__Given request__
Return the records in full, exactly as given.

__Records from a collection of figures__
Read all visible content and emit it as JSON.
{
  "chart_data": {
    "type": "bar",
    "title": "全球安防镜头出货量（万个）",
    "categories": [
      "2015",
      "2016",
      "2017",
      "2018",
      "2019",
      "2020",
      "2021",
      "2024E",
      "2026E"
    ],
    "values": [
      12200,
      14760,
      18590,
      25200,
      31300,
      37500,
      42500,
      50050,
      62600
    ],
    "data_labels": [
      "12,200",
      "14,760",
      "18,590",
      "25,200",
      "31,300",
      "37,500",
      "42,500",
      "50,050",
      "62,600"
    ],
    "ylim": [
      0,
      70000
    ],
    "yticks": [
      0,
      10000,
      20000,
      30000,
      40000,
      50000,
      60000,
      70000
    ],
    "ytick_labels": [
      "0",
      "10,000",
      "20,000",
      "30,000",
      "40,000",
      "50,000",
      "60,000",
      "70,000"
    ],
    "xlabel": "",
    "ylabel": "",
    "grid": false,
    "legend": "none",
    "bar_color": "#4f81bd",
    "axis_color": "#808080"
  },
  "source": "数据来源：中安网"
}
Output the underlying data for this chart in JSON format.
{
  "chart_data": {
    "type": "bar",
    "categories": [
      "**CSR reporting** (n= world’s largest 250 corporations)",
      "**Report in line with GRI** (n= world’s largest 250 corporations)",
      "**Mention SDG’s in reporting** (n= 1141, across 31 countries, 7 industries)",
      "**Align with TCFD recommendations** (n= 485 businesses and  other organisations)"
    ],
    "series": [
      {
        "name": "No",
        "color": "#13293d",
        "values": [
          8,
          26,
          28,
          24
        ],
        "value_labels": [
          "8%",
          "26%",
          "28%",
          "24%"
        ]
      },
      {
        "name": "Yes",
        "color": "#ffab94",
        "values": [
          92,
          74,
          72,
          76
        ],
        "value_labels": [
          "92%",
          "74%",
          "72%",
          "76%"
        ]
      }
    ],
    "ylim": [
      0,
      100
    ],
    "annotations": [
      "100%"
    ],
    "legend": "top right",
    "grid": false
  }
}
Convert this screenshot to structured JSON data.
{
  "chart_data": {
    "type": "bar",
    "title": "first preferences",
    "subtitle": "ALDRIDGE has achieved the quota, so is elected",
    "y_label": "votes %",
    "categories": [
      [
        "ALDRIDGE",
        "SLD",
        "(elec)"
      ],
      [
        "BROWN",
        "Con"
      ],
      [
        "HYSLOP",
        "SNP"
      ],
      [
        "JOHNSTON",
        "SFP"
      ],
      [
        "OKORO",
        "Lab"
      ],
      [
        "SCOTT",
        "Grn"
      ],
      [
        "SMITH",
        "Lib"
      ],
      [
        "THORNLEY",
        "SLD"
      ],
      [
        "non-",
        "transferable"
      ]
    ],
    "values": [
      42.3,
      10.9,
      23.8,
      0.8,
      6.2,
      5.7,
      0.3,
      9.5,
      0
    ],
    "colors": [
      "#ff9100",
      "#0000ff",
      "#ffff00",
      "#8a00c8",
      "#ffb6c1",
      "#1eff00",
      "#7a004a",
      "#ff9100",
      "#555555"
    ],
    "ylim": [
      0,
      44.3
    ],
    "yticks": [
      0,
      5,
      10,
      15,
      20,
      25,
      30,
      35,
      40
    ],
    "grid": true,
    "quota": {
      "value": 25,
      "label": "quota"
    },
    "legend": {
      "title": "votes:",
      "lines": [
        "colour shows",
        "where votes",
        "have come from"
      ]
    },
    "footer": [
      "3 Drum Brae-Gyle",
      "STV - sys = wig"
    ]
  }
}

__Task solution__
Read all visible content and emit it as JSON.
{
  "chart_data": {
    "type": "bar",
    "title": "全球安防镜头出货量（万个）",
    "categories": [
      "2015",
      "2016",
      "2017",
      "2018",
      "2019",
      "2020",
      "2021",
      "2024E",
      "2026E"
    ],
    "values": [
      12200,
      14760,
      18590,
      25200,
      31300,
      37500,
      42500,
      50050,
      62600
    ],
    "data_labels": [
      "12,200",
      "14,760",
      "18,590",
      "25,200",
      "31,300",
      "37,500",
      "42,500",
      "50,050",
      "62,600"
    ],
    "ylim": [
      0,
      70000
    ],
    "yticks": [
      0,
      10000,
      20000,
      30000,
      40000,
      50000,
      60000,
      70000
    ],
    "ytick_labels": [
      "0",
      "10,000",
      "20,000",
      "30,000",
      "40,000",
      "50,000",
      "60,000",
      "70,000"
    ],
    "xlabel": "",
    "ylabel": "",
    "grid": false,
    "legend": "none",
    "bar_color": "#4f81bd",
    "axis_color": "#808080"
  },
  "source": "数据来源：中安网"
}
Output the underlying data for this chart in JSON format.
{
  "chart_data": {
    "type": "bar",
    "categories": [
      "**CSR reporting** (n= world’s largest 250 corporations)",
      "**Report in line with GRI** (n= world’s largest 250 corporations)",
      "**Mention SDG’s in reporting** (n= 1141, across 31 countries, 7 industries)",
      "**Align with TCFD recommendations** (n= 485 businesses and  other organisations)"
    ],
    "series": [
      {
        "name": "No",
        "color": "#13293d",
        "values": [
          8,
          26,
          28,
          24
        ],
        "value_labels": [
          "8%",
          "26%",
          "28%",
          "24%"
        ]
      },
      {
        "name": "Yes",
        "color": "#ffab94",
        "values": [
          92,
          74,
          72,
          76
        ],
        "value_labels": [
          "92%",
          "74%",
          "72%",
          "76%"
        ]
      }
    ],
    "ylim": [
      0,
      100
    ],
    "annotations": [
      "100%"
    ],
    "legend": "top right",
    "grid": false
  }
}
Convert this screenshot to structured JSON data.
{
  "chart_data": {
    "type": "bar",
    "title": "first preferences",
    "subtitle": "ALDRIDGE has achieved the quota, so is elected",
    "y_label": "votes %",
    "categories": [
      [
        "ALDRIDGE",
        "SLD",
        "(elec)"
      ],
      [
        "BROWN",
        "Con"
      ],
      [
        "HYSLOP",
        "SNP"
      ],
      [
        "JOHNSTON",
        "SFP"
      ],
      [
        "OKORO",
        "Lab"
      ],
      [
        "SCOTT",
        "Grn"
      ],
      [
        "SMITH",
        "Lib"
      ],
      [
        "THORNLEY",
        "SLD"
      ],
      [
        "non-",
        "transferable"
      ]
    ],
    "values": [
      42.3,
      10.9,
      23.8,
      0.8,
      6.2,
      5.7,
      0.3,
      9.5,
      0
    ],
    "colors": [
      "#ff9100",
      "#0000ff",
      "#ffff00",
      "#8a00c8",
      "#ffb6c1",
      "#1eff00",
      "#7a004a",
      "#ff9100",
      "#555555"
    ],
    "ylim": [
      0,
      44.3
    ],
    "yticks": [
      0,
      5,
      10,
      15,
      20,
      25,
      30,
      35,
      40
    ],
    "grid": true,
    "quota": {
      "value": 25,
      "label": "quota"
    },
    "legend": {
      "title": "votes:",
      "lines": [
        "colour shows",
        "where votes",
        "have come from"
      ]
    },
    "footer": [
      "3 Drum Brae-Gyle",
      "STV - sys = wig"
    ]
  }
}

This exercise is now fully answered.